## Given instruction
Go through the records and give each one again exactly.

==== Dataset records

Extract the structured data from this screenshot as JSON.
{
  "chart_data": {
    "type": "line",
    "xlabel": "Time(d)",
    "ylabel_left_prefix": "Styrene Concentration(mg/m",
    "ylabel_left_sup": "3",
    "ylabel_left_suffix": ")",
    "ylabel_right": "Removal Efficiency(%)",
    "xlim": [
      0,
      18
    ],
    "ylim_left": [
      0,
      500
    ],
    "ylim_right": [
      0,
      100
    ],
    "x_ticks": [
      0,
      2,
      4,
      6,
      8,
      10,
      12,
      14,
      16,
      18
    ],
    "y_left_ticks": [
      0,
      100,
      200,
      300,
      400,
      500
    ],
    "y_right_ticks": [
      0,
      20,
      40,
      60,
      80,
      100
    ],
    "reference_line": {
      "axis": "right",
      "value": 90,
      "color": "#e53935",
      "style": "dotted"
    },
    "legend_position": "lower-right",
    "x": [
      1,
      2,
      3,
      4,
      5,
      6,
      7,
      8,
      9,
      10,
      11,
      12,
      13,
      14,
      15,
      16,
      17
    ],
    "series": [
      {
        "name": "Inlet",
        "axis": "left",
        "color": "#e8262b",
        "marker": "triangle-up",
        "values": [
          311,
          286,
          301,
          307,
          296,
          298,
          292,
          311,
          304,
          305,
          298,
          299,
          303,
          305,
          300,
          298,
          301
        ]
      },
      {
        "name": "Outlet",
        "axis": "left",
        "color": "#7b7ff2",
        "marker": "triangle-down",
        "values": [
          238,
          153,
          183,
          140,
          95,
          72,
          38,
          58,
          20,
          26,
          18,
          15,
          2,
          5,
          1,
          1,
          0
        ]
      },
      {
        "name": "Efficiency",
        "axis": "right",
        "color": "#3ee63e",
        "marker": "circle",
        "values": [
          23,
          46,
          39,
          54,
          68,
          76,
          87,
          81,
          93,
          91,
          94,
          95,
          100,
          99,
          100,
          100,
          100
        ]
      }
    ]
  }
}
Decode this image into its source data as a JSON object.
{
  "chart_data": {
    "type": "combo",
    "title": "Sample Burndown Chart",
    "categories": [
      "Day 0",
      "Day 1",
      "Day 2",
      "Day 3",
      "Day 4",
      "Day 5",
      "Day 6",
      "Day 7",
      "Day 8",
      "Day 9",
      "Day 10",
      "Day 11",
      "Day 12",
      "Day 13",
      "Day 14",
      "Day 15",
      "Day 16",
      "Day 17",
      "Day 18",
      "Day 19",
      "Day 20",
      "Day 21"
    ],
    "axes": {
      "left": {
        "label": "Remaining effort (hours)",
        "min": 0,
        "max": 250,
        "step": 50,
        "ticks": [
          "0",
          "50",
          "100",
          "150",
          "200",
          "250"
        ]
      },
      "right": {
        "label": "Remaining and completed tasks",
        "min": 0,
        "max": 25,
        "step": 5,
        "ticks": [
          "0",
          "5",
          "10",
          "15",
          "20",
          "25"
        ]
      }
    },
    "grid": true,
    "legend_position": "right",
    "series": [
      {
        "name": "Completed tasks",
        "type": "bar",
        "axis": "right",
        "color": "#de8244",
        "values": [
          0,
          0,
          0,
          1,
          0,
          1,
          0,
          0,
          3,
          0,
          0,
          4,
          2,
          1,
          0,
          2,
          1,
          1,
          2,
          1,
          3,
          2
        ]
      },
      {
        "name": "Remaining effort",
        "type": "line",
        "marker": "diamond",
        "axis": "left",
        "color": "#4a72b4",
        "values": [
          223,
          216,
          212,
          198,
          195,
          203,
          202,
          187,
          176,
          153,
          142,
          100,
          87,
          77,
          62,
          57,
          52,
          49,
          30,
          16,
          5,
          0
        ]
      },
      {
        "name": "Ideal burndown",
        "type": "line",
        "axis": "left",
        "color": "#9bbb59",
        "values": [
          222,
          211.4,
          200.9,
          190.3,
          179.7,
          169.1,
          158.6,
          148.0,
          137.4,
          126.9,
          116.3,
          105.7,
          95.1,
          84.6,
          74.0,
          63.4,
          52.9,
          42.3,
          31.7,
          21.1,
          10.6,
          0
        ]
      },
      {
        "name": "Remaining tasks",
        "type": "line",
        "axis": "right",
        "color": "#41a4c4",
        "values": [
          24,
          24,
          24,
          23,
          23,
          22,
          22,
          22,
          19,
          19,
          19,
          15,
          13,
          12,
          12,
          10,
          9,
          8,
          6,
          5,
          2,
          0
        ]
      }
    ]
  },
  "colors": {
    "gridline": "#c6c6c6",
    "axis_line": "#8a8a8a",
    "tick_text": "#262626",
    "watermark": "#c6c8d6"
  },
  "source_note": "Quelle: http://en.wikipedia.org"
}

========

## Completed task
Extract the structured data from this screenshot as JSON.
{
  "chart_data": {
    "type": "line",
    "xlabel": "Time(d)",
    "ylabel_left_prefix": "Styrene Concentration(mg/m",
    "ylabel_left_sup": "3",
    "ylabel_left_suffix": ")",
    "ylabel_right": "Removal Efficiency(%)",
    "xlim": [
      0,
      18
    ],
    "ylim_left": [
      0,
      500
    ],
    "ylim_right": [
      0,
      100
    ],
    "x_ticks": [
      0,
      2,
      4,
      6,
      8,
      10,
      12,
      14,
      16,
      18
    ],
    "y_left_ticks": [
      0,
      100,
      200,
      300,
      400,
      500
    ],
    "y_right_ticks": [
      0,
      20,
      40,
      60,
      80,
      100
    ],
    "reference_line": {
      "axis": "right",
      "value": 90,
      "color": "#e53935",
      "style": "dotted"
    },
    "legend_position": "lower-right",
    "x": [
      1,
      2,
      3,
      4,
      5,
      6,
      7,
      8,
      9,
      10,
      11,
      12,
      13,
      14,
      15,
      16,
      17
    ],
    "series": [
      {
        "name": "Inlet",
        "axis": "left",
        "color": "#e8262b",
        "marker": "triangle-up",
        "values": [
          311,
          286,
          301,
          307,
          296,
          298,
          292,
          311,
          304,
          305,
          298,
          299,
          303,
          305,
          300,
          298,
          301
        ]
      },
      {
        "name": "Outlet",
        "axis": "left",
        "color": "#7b7ff2",
        "marker": "triangle-down",
        "values": [
          238,
          153,
          183,
          140,
          95,
          72,
          38,
          58,
          20,
          26,
          18,
          15,
          2,
          5,
          1,
          1,
          0
        ]
      },
      {
        "name": "Efficiency",
        "axis": "right",
        "color": "#3ee63e",
        "marker": "circle",
        "values": [
          23,
          46,
          39,
          54,
          68,
          76,
          87,
          81,
          93,
          91,
          94,
          95,
          100,
          99,
          100,
          100,
          100
        ]
      }
    ]
  }
}
Decode this image into its source data as a JSON object.
{
  "chart_data": {
    "type": "combo",
    "title": "Sample Burndown Chart",
    "categories": [
      "Day 0",
      "Day 1",
      "Day 2",
      "Day 3",
      "Day 4",
      "Day 5",
      "Day 6",
      "Day 7",
      "Day 8",
      "Day 9",
      "Day 10",
      "Day 11",
      "Day 12",
      "Day 13",
      "Day 14",
      "Day 15",
      "Day 16",
      "Day 17",
      "Day 18",
      "Day 19",
      "Day 20",
      "Day 21"
    ],
    "axes": {
      "left": {
        "label": "Remaining effort (hours)",
        "min": 0,
        "max": 250,
        "step": 50,
        "ticks": [
          "0",
          "50",
          "100",
          "150",
          "200",
          "250"
        ]
      },
      "right": {
        "label": "Remaining and completed tasks",
        "min": 0,
        "max": 25,
        "step": 5,
        "ticks": [
          "0",
          "5",
          "10",
          "15",
          "20",
          "25"
        ]
      }
    },
    "grid": true,
    "legend_position": "right",
    "series": [
      {
        "name": "Completed tasks",
        "type": "bar",
        "axis": "right",
        "color": "#de8244",
        "values": [
          0,
          0,
          0,
          1,
          0,
          1,
          0,
          0,
          3,
          0,
          0,
          4,
          2,
          1,
          0,
          2,
          1,
          1,
          2,
          1,
          3,
          2
        ]
      },
      {
        "name": "Remaining effort",
        "type": "line",
        "marker": "diamond",
        "axis": "left",
        "color": "#4a72b4",
        "values": [
          223,
          216,
          212,
          198,
          195,
          203,
          202,
          187,
          176,
          153,
          142,
          100,
          87,
          77,
          62,
          57,
          52,
          49,
          30,
          16,
          5,
          0
        ]
      },
      {
        "name": "Ideal burndown",
        "type": "line",
        "axis": "left",
        "color": "#9bbb59",
        "values": [
          222,
          211.4,
          200.9,
          190.3,
          179.7,
          169.1,
          158.6,
          148.0,
          137.4,
          126.9,
          116.3,
          105.7,
          95.1,
          84.6,
          74.0,
          63.4,
          52.9,
          42.3,
          31.7,
          21.1,
          10.6,
          0
        ]
      },
      {
        "name": "Remaining tasks",
        "type": "line",
        "axis": "right",
        "color": "#41a4c4",
        "values": [
          24,
          24,
          24,
          23,
          23,
          22,
          22,
          22,
          19,
          19,
          19,
          15,
          13,
          12,
          12,
          10,
          9,
          8,
          6,
          5,
          2,
          0
        ]
      }
    ]
  },
  "colors": {
    "gridline": "#c6c6c6",
    "axis_line": "#8a8a8a",
    "tick_text": "#262626",
    "watermark": "#c6c8d6"
  },
  "source_note": "Quelle: http://en.wikipedia.org"
}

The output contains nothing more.